• **Task directions**
Look through the entries and report how many lines include the word "Bluetooth". Give the number alone.

• **Task data**

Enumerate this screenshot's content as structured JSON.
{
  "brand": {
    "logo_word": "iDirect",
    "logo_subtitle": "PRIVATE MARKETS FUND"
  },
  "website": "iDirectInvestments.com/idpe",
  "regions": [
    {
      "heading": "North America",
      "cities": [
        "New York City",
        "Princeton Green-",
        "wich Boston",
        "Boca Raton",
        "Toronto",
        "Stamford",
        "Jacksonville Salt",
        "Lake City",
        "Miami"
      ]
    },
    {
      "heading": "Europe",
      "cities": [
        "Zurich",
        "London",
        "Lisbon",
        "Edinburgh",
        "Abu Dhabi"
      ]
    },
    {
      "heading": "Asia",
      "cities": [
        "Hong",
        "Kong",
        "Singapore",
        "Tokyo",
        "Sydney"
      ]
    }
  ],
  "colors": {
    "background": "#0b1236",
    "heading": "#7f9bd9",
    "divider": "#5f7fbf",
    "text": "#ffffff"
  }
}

...

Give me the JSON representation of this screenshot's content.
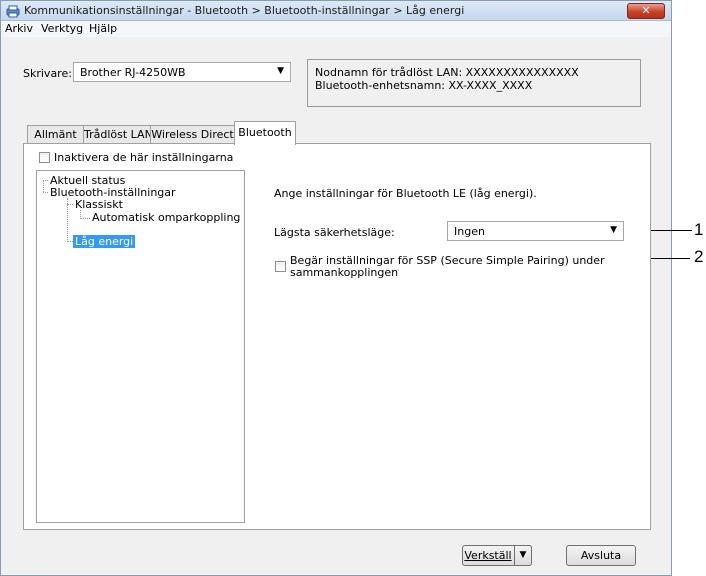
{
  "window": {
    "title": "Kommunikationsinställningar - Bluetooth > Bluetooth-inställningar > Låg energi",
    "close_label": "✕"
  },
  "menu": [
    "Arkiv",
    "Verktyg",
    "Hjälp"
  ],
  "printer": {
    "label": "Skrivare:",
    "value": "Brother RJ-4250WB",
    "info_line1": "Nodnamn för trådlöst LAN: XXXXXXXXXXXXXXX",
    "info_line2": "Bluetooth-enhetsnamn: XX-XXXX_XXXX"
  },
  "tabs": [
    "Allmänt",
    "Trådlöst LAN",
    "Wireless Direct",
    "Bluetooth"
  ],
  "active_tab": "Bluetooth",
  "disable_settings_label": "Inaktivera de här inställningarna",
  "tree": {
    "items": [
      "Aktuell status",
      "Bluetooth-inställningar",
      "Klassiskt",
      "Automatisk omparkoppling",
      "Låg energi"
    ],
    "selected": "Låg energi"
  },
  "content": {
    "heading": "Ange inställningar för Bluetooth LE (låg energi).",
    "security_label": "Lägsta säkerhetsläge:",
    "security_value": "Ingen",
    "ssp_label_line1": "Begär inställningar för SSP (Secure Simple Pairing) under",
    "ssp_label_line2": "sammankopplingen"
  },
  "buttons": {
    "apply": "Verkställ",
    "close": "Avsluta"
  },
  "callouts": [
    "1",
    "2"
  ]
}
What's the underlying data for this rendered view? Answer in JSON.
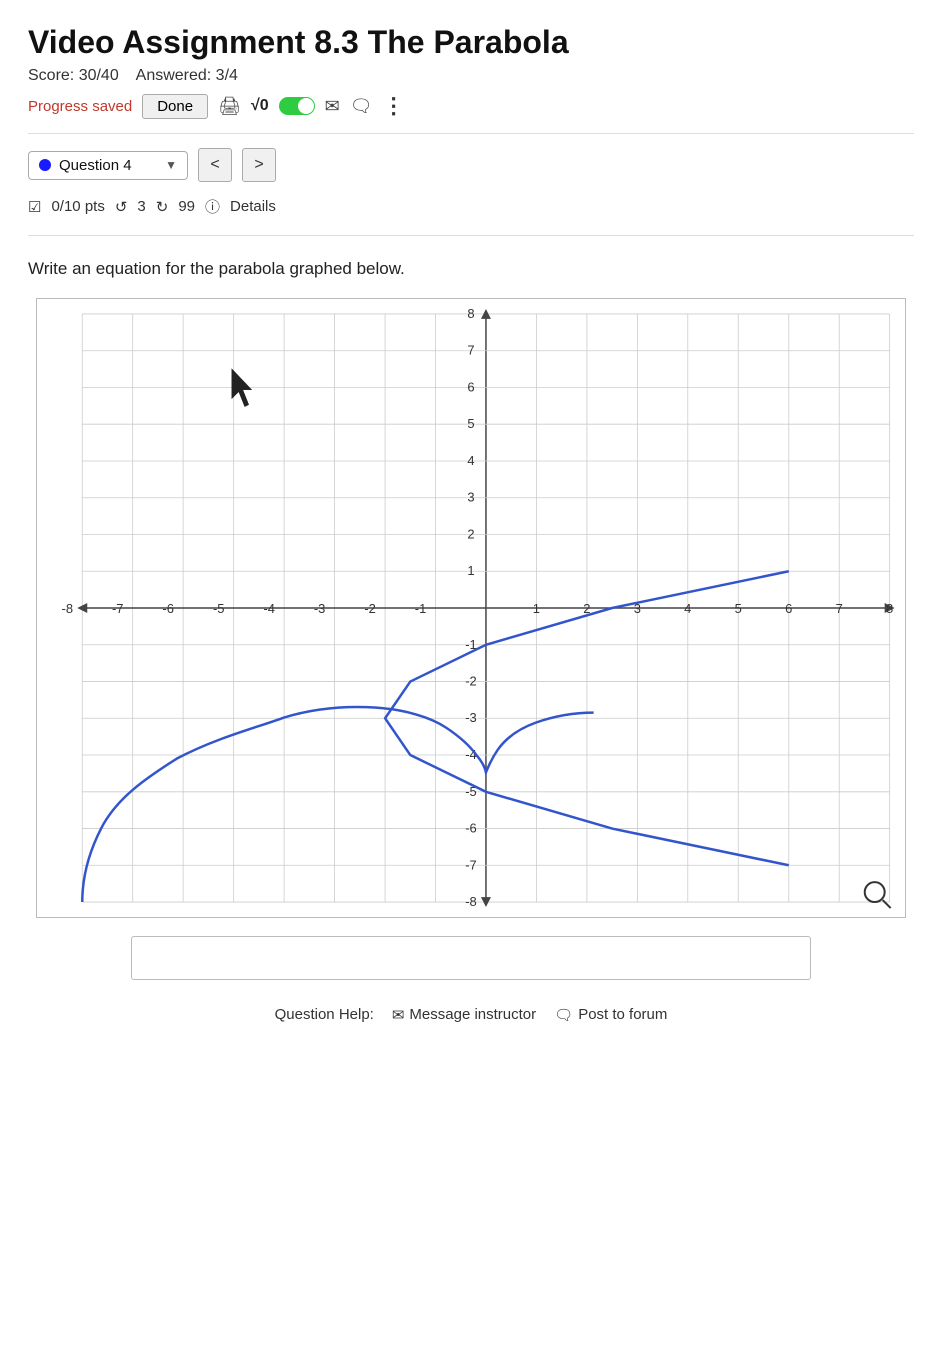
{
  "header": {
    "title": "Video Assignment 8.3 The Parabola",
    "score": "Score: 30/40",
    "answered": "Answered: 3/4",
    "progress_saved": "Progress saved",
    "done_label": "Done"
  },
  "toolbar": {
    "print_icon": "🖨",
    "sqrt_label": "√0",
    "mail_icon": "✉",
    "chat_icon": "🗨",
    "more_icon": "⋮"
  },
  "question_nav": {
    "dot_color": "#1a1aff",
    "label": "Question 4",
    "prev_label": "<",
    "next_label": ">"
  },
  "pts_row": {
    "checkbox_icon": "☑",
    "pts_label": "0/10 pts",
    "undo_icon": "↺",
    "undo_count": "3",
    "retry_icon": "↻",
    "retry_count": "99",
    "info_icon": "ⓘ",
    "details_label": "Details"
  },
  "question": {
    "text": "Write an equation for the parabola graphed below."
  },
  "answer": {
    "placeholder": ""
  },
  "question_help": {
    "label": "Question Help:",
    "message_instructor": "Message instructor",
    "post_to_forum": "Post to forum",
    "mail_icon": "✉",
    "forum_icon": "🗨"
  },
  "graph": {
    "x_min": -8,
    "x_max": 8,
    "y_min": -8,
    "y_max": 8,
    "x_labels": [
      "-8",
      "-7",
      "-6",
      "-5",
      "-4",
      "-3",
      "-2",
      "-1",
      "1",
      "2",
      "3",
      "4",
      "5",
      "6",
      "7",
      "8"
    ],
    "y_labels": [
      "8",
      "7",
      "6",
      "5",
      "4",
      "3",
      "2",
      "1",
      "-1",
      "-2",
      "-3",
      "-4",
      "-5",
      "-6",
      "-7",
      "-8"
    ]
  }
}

* * *

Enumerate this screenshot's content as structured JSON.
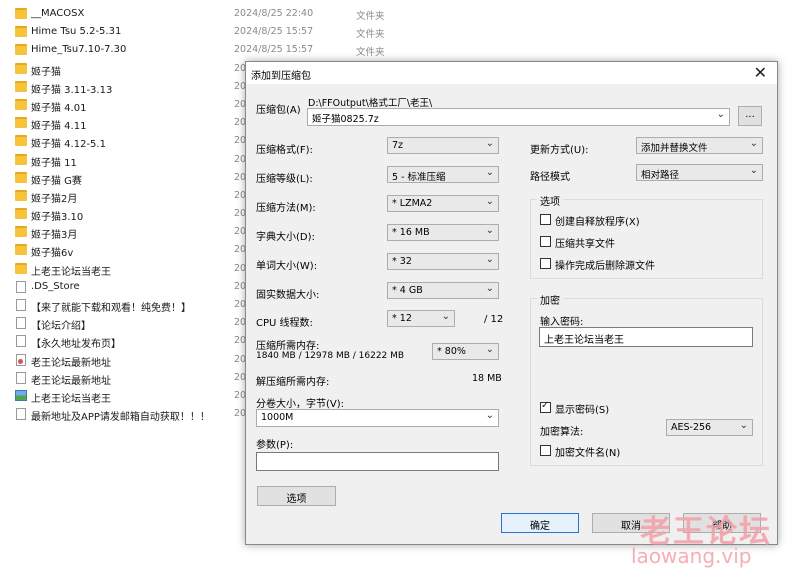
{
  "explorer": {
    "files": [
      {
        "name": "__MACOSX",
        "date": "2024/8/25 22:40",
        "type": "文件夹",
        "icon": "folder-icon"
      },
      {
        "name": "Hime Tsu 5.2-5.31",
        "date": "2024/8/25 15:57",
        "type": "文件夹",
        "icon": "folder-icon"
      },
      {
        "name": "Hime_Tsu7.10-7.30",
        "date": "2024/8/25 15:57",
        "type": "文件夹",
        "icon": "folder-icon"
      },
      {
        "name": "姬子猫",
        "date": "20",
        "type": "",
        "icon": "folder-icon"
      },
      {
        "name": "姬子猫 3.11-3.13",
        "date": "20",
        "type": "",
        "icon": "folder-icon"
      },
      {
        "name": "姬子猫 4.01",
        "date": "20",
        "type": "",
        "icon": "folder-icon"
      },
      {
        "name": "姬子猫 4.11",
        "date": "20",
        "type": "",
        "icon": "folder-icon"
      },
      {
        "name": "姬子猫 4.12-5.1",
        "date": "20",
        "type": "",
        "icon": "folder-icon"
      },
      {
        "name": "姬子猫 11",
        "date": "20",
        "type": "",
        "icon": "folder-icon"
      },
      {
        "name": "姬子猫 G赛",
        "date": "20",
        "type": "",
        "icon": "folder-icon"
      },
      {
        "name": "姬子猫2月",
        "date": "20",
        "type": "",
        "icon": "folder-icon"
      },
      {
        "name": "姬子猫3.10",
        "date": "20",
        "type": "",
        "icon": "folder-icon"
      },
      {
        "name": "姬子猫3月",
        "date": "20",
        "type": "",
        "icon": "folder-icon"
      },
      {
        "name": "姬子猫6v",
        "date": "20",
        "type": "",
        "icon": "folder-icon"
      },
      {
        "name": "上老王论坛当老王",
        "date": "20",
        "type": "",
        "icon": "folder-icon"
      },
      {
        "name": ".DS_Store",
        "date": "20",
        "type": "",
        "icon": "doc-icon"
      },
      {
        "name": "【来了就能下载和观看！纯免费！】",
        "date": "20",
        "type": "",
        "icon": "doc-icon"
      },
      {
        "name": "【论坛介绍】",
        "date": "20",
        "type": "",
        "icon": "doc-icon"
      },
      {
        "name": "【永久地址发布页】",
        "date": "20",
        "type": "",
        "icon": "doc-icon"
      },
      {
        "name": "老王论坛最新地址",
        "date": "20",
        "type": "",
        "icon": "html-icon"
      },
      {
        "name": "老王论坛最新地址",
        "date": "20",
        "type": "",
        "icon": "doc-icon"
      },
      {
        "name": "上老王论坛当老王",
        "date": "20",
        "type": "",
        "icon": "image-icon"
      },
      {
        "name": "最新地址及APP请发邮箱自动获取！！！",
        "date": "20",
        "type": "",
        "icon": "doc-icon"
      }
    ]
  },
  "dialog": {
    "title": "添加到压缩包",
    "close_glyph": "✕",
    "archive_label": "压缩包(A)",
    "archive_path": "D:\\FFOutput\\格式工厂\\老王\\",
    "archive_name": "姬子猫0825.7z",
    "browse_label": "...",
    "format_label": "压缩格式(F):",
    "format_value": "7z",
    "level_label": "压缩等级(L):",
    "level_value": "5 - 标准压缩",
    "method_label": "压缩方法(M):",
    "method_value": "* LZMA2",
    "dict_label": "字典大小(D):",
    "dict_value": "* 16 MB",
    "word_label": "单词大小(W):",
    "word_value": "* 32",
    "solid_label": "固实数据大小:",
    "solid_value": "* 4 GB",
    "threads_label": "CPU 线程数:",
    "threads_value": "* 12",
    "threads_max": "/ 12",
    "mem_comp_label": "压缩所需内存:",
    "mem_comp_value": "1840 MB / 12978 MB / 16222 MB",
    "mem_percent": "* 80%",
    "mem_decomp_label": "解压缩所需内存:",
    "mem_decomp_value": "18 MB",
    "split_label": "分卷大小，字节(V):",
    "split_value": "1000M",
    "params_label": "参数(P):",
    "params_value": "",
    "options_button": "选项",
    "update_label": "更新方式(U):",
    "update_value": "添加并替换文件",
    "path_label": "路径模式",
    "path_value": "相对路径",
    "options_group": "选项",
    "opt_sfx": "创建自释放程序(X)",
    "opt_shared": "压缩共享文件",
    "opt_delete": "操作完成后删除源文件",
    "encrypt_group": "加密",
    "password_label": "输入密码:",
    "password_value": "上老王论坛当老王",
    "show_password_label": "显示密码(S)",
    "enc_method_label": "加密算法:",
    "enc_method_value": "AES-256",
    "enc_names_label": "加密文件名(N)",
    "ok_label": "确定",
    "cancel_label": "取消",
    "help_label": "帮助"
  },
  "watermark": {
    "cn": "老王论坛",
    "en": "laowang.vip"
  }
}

• **Written solution**
6